EXERCISE →
Wherever "воздействии" appears in a line, copy that line.

INFORMATION SUPPLIED →
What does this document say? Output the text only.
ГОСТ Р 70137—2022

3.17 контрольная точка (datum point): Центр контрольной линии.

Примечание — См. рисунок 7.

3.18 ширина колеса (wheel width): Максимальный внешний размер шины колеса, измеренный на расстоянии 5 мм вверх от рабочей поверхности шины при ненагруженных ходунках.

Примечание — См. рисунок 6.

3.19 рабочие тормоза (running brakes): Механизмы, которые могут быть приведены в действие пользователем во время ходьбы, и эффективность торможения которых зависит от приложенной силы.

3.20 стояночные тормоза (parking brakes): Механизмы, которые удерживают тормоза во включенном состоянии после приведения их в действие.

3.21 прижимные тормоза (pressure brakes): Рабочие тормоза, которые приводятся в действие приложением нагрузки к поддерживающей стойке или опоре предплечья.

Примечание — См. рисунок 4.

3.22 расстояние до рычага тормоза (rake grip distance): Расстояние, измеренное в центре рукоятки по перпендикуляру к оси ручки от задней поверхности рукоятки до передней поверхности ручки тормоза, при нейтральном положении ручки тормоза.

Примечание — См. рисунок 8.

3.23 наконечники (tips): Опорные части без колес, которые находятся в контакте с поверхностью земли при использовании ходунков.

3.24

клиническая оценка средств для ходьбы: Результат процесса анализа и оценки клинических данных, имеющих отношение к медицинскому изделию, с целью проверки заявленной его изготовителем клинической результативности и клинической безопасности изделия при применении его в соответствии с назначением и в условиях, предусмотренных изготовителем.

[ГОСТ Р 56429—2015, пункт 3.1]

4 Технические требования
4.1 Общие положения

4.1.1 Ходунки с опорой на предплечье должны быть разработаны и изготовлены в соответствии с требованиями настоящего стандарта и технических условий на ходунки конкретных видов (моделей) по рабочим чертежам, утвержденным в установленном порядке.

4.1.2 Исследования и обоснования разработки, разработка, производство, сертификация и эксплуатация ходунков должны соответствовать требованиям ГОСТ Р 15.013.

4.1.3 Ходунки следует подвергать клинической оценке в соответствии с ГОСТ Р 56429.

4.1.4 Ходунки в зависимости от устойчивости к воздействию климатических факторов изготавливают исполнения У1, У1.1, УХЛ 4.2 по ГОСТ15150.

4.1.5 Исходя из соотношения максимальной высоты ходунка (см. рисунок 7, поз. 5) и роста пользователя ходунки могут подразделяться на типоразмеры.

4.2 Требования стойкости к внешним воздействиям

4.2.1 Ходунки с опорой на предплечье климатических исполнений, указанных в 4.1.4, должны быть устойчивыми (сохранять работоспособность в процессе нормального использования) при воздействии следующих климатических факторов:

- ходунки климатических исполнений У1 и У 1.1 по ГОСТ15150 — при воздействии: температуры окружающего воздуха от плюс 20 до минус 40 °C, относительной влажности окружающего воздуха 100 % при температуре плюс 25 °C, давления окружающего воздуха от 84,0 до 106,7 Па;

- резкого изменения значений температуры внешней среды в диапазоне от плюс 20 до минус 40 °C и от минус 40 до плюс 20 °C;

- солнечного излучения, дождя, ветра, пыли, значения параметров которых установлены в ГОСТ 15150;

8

TASK ANSWER →
4.2.1 Ходунки с опорой на предплечье климатических исполнений, указанных в 4.1.4, должны быть устойчивыми (сохранять работоспособность в процессе нормального использования) при воздействии следующих климатических факторов:
- ходунки климатических исполнений У1 и У 1.1 по ГОСТ15150 — при воздействии: температуры окружающего воздуха от плюс 20 до минус 40 °C, относительной влажности окружающего воздуха 100 % при температуре плюс 25 °C, давления окружающего воздуха от 84,0 до 106,7 Па;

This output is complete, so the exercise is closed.